- WHAT TO PRODUCE
For each line of the data below that holds "stopa", copy the line.

— begin DATASET EXCERPTS —

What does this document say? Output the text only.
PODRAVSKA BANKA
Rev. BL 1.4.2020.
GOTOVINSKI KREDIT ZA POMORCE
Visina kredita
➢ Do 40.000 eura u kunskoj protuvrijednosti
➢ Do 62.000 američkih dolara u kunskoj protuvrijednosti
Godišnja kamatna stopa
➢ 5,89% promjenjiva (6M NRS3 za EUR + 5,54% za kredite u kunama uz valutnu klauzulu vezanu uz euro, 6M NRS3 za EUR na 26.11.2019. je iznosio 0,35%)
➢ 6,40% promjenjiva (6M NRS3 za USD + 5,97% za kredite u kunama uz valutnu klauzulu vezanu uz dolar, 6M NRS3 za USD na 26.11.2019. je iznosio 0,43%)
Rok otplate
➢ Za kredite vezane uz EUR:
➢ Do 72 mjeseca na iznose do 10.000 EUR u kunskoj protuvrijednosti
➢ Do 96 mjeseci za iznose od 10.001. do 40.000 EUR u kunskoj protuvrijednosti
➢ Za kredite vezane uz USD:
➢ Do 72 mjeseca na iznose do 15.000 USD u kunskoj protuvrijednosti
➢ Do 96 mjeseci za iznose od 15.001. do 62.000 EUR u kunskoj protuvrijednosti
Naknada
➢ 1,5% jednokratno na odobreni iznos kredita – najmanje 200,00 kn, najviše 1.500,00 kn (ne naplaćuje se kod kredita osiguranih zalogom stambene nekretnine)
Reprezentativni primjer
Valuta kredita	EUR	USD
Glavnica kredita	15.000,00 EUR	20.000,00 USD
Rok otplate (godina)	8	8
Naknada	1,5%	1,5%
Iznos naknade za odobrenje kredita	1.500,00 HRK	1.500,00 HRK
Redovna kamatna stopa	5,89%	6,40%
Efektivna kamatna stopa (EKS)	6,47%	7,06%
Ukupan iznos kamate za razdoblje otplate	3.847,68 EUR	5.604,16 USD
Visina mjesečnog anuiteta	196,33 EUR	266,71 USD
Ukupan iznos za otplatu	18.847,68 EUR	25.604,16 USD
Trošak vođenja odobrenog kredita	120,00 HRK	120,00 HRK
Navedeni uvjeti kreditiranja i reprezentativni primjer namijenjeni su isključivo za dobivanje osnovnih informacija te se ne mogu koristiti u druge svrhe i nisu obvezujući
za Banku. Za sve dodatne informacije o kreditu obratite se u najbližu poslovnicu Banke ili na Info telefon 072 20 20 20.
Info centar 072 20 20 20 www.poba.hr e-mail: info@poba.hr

— end DATASET EXCERPTS —

- FINISHED ANSWER
Godišnja kamatna stopa
Redovna kamatna stopa	5,89%	6,40%
Efektivna kamatna stopa (EKS)	6,47%	7,06%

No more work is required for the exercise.